***** Dataset rows *****

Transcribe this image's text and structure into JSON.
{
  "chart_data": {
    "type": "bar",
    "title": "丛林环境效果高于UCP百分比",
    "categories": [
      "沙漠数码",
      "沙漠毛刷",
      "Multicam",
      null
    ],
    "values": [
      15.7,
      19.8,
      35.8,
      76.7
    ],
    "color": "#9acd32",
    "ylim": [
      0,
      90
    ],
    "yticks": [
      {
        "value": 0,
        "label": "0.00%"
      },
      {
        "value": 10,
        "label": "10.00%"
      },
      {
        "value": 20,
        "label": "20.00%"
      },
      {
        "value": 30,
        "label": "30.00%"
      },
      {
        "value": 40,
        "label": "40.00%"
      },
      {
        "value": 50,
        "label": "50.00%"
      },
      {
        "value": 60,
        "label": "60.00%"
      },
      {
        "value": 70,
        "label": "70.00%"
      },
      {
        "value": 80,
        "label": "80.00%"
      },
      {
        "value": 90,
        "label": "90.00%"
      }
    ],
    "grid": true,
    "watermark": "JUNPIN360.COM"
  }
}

*****

Goal of the exercise: Can you restate every record above word for word?

Task answer:
Transcribe this image's text and structure into JSON.
{
  "chart_data": {
    "type": "bar",
    "title": "丛林环境效果高于UCP百分比",
    "categories": [
      "沙漠数码",
      "沙漠毛刷",
      "Multicam",
      null
    ],
    "values": [
      15.7,
      19.8,
      35.8,
      76.7
    ],
    "color": "#9acd32",
    "ylim": [
      0,
      90
    ],
    "yticks": [
      {
        "value": 0,
        "label": "0.00%"
      },
      {
        "value": 10,
        "label": "10.00%"
      },
      {
        "value": 20,
        "label": "20.00%"
      },
      {
        "value": 30,
        "label": "30.00%"
      },
      {
        "value": 40,
        "label": "40.00%"
      },
      {
        "value": 50,
        "label": "50.00%"
      },
      {
        "value": 60,
        "label": "60.00%"
      },
      {
        "value": 70,
        "label": "70.00%"
      },
      {
        "value": 80,
        "label": "80.00%"
      },
      {
        "value": 90,
        "label": "90.00%"
      }
    ],
    "grid": true,
    "watermark": "JUNPIN360.COM"
  }
}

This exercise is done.